[Problem statement] Transcribe all of the data exactly. Omit the pictures.

Dataset items

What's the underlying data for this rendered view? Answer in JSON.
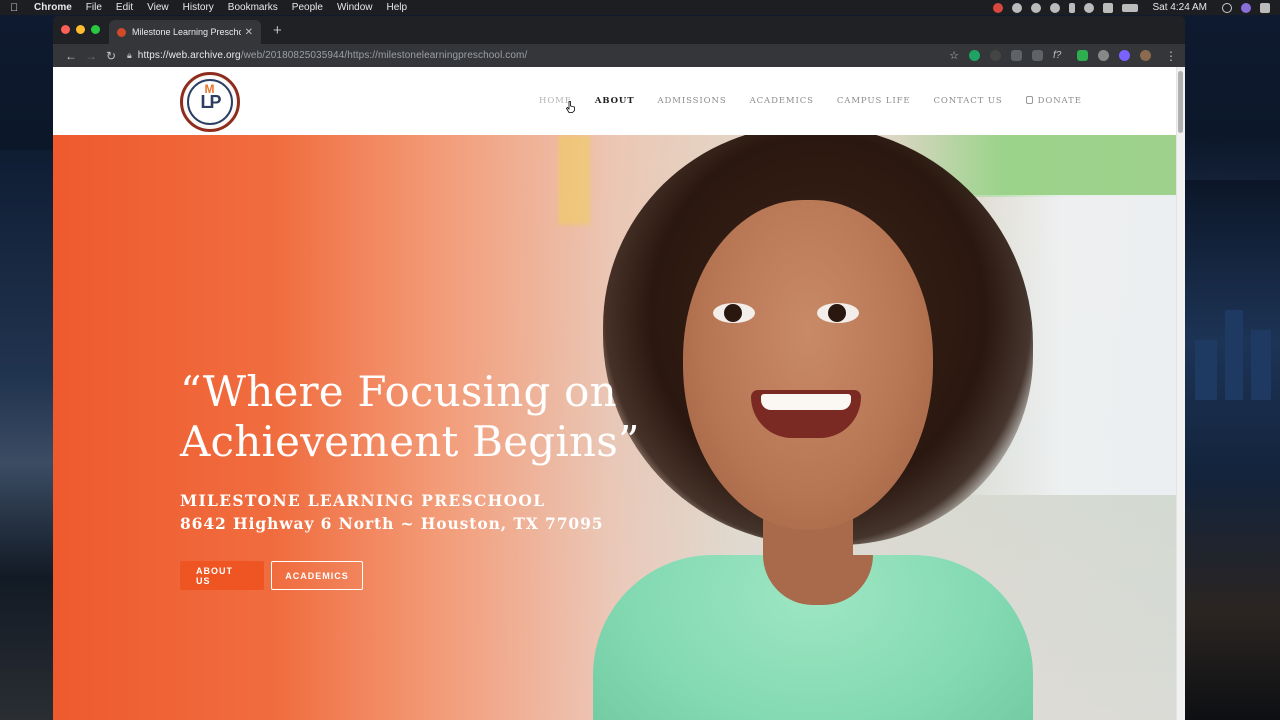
{
  "menubar": {
    "app": "Chrome",
    "items": [
      "File",
      "Edit",
      "View",
      "History",
      "Bookmarks",
      "People",
      "Window",
      "Help"
    ],
    "clock": "Sat 4:24 AM"
  },
  "browser": {
    "tab_title": "Milestone Learning Preschool | ",
    "url_host": "https://web.archive.org",
    "url_rest": "/web/20180825035944/https://milestonelearningpreschool.com/"
  },
  "site": {
    "nav": [
      {
        "label": "HOME",
        "state": "hover"
      },
      {
        "label": "ABOUT",
        "state": "active"
      },
      {
        "label": "ADMISSIONS",
        "state": "normal"
      },
      {
        "label": "ACADEMICS",
        "state": "normal"
      },
      {
        "label": "CAMPUS LIFE",
        "state": "normal"
      },
      {
        "label": "CONTACT US",
        "state": "normal"
      },
      {
        "label": "DONATE",
        "state": "normal"
      }
    ],
    "logo_letters": "LP",
    "logo_m": "M"
  },
  "hero": {
    "quote_line1": "“Where Focusing on",
    "quote_line2": "Achievement Begins”",
    "school_name": "MILESTONE LEARNING PRESCHOOL",
    "address": "8642 Highway 6 North ~ Houston, TX 77095",
    "buttons": {
      "about": "ABOUT US",
      "academics": "ACADEMICS"
    }
  },
  "colors": {
    "accent": "#ee5522",
    "brand_navy": "#2c3e63",
    "brand_maroon": "#8e2d1e"
  }
}
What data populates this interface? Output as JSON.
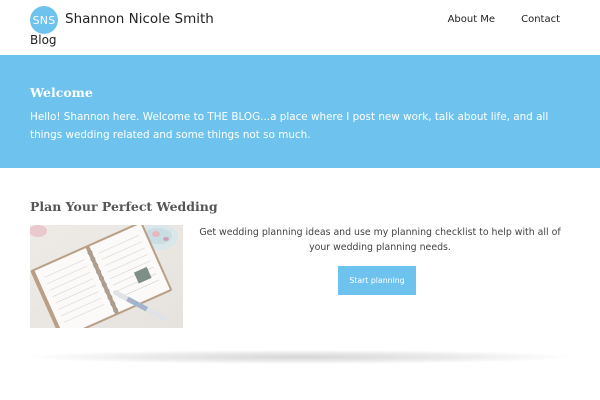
{
  "header": {
    "logo_initials": "SNS",
    "site_name": "Shannon Nicole Smith",
    "tagline": "Blog",
    "nav": [
      {
        "label": "About Me"
      },
      {
        "label": "Contact"
      }
    ]
  },
  "welcome": {
    "title": "Welcome",
    "text": "Hello! Shannon here. Welcome to THE BLOG...a place where I post new work, talk about life, and all things wedding related and some things not so much."
  },
  "plan": {
    "title": "Plan Your Perfect Wedding",
    "description": "Get wedding planning ideas and use my planning checklist to help with all of your wedding planning needs.",
    "cta_label": "Start planning"
  },
  "colors": {
    "accent": "#6ec3ee",
    "text_dark": "#222222",
    "white": "#ffffff"
  }
}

[Answer to the exercise]
What's the underlying data for this rendered view? Answer in JSON.
{
  "menubar": {
    "app": "Chrome",
    "items": [
      "File",
      "Edit",
      "View",
      "History",
      "Bookmarks",
      "People",
      "Window",
      "Help"
    ],
    "clock": "Sat 4:24 AM"
  },
  "browser": {
    "tab_title": "Milestone Learning Preschool | ",
    "url_host": "https://web.archive.org",
    "url_rest": "/web/20180825035944/https://milestonelearningpreschool.com/"
  },
  "site": {
    "nav": [
      {
        "label": "HOME",
        "state": "hover"
      },
      {
        "label": "ABOUT",
        "state": "active"
      },
      {
        "label": "ADMISSIONS",
        "state": "normal"
      },
      {
        "label": "ACADEMICS",
        "state": "normal"
      },
      {
        "label": "CAMPUS LIFE",
        "state": "normal"
      },
      {
        "label": "CONTACT US",
        "state": "normal"
      },
      {
        "label": "DONATE",
        "state": "normal"
      }
    ],
    "logo_letters": "LP",
    "logo_m": "M"
  },
  "hero": {
    "quote_line1": "“Where Focusing on",
    "quote_line2": "Achievement Begins”",
    "school_name": "MILESTONE LEARNING PRESCHOOL",
    "address": "8642 Highway 6 North ~ Houston, TX 77095",
    "buttons": {
      "about": "ABOUT US",
      "academics": "ACADEMICS"
    }
  },
  "colors": {
    "accent": "#ee5522",
    "brand_navy": "#2c3e63",
    "brand_maroon": "#8e2d1e"
  }
}
What data populates this interface? Output as JSON.
{
  "header": {
    "logo_initials": "SNS",
    "site_name": "Shannon Nicole Smith",
    "tagline": "Blog",
    "nav": [
      {
        "label": "About Me"
      },
      {
        "label": "Contact"
      }
    ]
  },
  "welcome": {
    "title": "Welcome",
    "text": "Hello! Shannon here. Welcome to THE BLOG...a place where I post new work, talk about life, and all things wedding related and some things not so much."
  },
  "plan": {
    "title": "Plan Your Perfect Wedding",
    "description": "Get wedding planning ideas and use my planning checklist to help with all of your wedding planning needs.",
    "cta_label": "Start planning"
  },
  "colors": {
    "accent": "#6ec3ee",
    "text_dark": "#222222",
    "white": "#ffffff"
  }
}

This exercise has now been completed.